WHAT TO PRODUCE — Hunt for the word "NAME" across the entries below, copying each line that holds it.

INPUT —

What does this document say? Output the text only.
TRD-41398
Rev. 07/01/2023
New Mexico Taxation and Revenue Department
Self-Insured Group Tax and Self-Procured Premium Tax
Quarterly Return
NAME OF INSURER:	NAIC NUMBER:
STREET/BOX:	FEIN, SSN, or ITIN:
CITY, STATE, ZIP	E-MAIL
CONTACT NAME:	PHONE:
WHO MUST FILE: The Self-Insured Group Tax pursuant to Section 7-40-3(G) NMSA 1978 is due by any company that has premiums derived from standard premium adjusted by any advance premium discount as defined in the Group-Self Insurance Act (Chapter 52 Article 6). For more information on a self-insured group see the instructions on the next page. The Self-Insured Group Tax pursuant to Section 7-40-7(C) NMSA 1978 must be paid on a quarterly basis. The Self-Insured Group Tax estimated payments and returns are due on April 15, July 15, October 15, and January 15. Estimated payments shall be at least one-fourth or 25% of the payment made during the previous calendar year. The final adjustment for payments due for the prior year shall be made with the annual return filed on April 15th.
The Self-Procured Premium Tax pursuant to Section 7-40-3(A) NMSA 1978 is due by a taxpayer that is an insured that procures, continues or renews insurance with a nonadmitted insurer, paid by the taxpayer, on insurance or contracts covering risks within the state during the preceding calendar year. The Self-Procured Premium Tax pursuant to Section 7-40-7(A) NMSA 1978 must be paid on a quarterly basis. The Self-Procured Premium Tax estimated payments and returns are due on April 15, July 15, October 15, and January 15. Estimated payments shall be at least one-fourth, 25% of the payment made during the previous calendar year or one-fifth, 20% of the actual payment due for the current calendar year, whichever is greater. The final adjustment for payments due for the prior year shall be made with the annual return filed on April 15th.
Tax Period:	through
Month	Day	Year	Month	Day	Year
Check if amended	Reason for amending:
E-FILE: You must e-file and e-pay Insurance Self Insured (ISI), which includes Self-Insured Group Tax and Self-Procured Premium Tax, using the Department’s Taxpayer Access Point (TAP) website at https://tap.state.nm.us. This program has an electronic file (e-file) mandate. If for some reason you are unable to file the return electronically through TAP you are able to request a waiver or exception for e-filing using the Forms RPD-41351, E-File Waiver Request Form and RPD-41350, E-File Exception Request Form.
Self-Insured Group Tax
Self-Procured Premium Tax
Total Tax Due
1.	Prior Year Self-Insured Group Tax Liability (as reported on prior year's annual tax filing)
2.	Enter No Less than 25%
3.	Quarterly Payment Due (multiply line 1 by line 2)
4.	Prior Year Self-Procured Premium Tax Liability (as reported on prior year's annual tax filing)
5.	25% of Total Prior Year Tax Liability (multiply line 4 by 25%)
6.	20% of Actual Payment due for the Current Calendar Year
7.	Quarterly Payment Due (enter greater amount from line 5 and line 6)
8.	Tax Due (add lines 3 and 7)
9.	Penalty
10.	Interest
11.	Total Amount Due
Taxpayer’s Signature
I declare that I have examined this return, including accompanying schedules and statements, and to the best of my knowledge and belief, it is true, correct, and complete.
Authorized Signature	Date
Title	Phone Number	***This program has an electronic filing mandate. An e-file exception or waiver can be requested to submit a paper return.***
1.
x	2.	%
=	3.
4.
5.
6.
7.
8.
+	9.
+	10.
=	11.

EXERCISE ANSWER —
NAME OF INSURER:	NAIC NUMBER:
CONTACT NAME:	PHONE:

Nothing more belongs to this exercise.